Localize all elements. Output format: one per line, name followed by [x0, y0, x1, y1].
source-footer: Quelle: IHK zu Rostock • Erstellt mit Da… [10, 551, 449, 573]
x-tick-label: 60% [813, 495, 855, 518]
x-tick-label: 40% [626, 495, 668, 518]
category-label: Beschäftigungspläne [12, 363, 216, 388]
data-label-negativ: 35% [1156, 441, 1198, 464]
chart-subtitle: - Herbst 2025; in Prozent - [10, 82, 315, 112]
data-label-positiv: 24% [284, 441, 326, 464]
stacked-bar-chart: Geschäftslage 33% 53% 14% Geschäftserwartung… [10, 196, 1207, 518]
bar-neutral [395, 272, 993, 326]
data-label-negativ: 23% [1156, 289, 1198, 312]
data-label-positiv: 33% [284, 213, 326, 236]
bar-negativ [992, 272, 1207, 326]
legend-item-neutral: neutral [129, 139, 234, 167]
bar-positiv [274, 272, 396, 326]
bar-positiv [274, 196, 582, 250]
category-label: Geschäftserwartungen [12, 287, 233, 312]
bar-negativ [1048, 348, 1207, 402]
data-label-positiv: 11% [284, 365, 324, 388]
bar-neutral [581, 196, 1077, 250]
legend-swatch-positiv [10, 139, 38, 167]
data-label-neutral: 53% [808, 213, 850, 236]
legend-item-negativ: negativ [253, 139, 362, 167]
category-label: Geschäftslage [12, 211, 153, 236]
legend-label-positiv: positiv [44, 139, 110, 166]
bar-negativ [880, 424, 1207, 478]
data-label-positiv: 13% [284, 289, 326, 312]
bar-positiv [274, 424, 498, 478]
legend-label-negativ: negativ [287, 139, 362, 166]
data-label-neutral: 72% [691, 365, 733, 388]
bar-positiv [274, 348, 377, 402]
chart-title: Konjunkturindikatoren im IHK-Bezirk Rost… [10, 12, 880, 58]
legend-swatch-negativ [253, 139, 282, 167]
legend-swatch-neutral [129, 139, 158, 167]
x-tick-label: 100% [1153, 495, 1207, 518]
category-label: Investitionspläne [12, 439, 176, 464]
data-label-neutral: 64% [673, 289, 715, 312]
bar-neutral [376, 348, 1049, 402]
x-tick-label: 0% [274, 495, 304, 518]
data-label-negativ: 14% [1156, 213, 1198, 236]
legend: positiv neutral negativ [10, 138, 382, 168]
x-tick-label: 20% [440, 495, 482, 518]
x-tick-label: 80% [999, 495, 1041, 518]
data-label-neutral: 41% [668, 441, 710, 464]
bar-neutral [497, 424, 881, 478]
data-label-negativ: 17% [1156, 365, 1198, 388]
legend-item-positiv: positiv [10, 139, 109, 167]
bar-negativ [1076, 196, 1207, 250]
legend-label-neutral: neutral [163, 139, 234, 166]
···
Exercise directions
Copy all of the rows above line for line, without changing a single character.

Result below
Localize all elements. Output format: one per line, name followed by [x0, y0, x1, y1].
source-footer: Quelle: IHK zu Rostock • Erstellt mit Da… [10, 551, 449, 573]
x-tick-label: 60% [813, 495, 855, 518]
x-tick-label: 40% [626, 495, 668, 518]
category-label: Beschäftigungspläne [12, 363, 216, 388]
data-label-negativ: 35% [1156, 441, 1198, 464]
chart-subtitle: - Herbst 2025; in Prozent - [10, 82, 315, 112]
data-label-positiv: 24% [284, 441, 326, 464]
stacked-bar-chart: Geschäftslage 33% 53% 14% Geschäftserwartung… [10, 196, 1207, 518]
bar-neutral [395, 272, 993, 326]
data-label-negativ: 23% [1156, 289, 1198, 312]
data-label-positiv: 33% [284, 213, 326, 236]
bar-negativ [992, 272, 1207, 326]
legend-item-neutral: neutral [129, 139, 234, 167]
bar-positiv [274, 272, 396, 326]
bar-positiv [274, 196, 582, 250]
category-label: Geschäftserwartungen [12, 287, 233, 312]
bar-negativ [1048, 348, 1207, 402]
data-label-positiv: 11% [284, 365, 324, 388]
bar-neutral [581, 196, 1077, 250]
legend-swatch-positiv [10, 139, 38, 167]
data-label-neutral: 53% [808, 213, 850, 236]
legend-item-negativ: negativ [253, 139, 362, 167]
category-label: Geschäftslage [12, 211, 153, 236]
legend-label-positiv: positiv [44, 139, 110, 166]
bar-negativ [880, 424, 1207, 478]
data-label-positiv: 13% [284, 289, 326, 312]
bar-positiv [274, 424, 498, 478]
legend-label-negativ: negativ [287, 139, 362, 166]
data-label-neutral: 72% [691, 365, 733, 388]
bar-positiv [274, 348, 377, 402]
chart-title: Konjunkturindikatoren im IHK-Bezirk Rost… [10, 12, 880, 58]
legend-swatch-negativ [253, 139, 282, 167]
legend-swatch-neutral [129, 139, 158, 167]
x-tick-label: 100% [1153, 495, 1207, 518]
category-label: Investitionspläne [12, 439, 176, 464]
data-label-neutral: 64% [673, 289, 715, 312]
bar-neutral [376, 348, 1049, 402]
x-tick-label: 0% [274, 495, 304, 518]
data-label-negativ: 14% [1156, 213, 1198, 236]
legend: positiv neutral negativ [10, 138, 382, 168]
x-tick-label: 20% [440, 495, 482, 518]
x-tick-label: 80% [999, 495, 1041, 518]
data-label-neutral: 41% [668, 441, 710, 464]
bar-neutral [497, 424, 881, 478]
data-label-negativ: 17% [1156, 365, 1198, 388]
legend-item-positiv: positiv [10, 139, 109, 167]
bar-negativ [1076, 196, 1207, 250]
legend-label-neutral: neutral [163, 139, 234, 166]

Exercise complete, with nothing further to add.